EXERCISE: Using the records that follow, copy every line containing the word "http".

SOURCE RECORDS:
(begin)

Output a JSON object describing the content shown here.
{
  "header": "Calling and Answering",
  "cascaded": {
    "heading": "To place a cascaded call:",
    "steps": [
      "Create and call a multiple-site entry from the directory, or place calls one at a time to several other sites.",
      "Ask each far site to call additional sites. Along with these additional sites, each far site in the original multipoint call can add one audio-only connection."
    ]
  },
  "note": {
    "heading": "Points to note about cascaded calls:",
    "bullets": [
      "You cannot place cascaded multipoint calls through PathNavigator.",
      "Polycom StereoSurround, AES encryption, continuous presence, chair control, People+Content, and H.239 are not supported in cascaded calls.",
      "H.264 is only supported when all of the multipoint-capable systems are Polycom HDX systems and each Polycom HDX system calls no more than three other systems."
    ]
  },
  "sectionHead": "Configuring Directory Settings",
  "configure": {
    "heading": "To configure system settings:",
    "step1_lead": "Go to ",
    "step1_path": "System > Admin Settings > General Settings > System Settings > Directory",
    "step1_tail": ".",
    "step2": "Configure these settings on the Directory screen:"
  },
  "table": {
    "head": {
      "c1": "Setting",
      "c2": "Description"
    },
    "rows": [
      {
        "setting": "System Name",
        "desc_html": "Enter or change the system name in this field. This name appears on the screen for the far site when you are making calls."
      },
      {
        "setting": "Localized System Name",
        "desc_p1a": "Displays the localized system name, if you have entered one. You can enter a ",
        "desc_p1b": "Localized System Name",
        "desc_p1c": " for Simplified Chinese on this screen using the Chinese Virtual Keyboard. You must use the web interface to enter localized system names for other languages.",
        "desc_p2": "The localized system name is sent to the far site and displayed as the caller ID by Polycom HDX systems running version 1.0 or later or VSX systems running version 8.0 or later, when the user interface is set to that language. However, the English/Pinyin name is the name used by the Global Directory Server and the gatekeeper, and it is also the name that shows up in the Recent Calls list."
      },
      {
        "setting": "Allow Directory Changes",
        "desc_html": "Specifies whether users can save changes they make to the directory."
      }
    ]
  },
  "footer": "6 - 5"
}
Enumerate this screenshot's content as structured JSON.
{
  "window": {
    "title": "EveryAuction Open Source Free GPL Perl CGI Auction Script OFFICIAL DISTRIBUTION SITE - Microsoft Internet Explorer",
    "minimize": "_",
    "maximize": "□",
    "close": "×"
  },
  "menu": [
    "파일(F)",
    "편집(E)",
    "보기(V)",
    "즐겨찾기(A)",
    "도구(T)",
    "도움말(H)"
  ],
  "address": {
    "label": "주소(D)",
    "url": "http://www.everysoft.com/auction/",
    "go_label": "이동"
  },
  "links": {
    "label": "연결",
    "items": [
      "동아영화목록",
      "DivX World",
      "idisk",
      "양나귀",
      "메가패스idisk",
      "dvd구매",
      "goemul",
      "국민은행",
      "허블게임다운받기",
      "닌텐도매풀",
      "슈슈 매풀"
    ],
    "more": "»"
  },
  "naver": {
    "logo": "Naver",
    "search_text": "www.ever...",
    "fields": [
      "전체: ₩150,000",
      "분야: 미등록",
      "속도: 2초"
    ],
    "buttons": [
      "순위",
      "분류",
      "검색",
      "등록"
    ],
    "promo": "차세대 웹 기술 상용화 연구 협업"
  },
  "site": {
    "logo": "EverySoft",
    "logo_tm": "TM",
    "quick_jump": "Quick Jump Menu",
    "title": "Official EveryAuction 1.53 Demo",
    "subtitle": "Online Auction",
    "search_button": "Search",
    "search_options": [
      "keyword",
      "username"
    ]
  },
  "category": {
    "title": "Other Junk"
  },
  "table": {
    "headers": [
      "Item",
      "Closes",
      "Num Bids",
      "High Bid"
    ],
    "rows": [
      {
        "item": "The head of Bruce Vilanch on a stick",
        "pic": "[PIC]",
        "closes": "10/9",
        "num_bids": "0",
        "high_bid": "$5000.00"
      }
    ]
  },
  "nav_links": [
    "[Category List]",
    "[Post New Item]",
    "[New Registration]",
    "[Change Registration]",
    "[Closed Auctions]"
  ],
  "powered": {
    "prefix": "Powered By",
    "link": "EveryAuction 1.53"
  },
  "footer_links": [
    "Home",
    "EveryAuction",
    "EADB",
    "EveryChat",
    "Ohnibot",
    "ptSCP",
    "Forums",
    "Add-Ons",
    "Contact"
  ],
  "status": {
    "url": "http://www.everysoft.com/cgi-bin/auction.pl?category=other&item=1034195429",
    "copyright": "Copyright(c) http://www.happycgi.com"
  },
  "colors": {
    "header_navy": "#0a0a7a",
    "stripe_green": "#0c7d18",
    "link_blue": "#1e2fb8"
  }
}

(end)

OUTPUT OF THE TASK:
    "url": "http://www.everysoft.com/auction/",
    "url": "http://www.everysoft.com/cgi-bin/auction.pl?category=other&item=1034195429",
    "copyright": "Copyright(c) http://www.happycgi.com"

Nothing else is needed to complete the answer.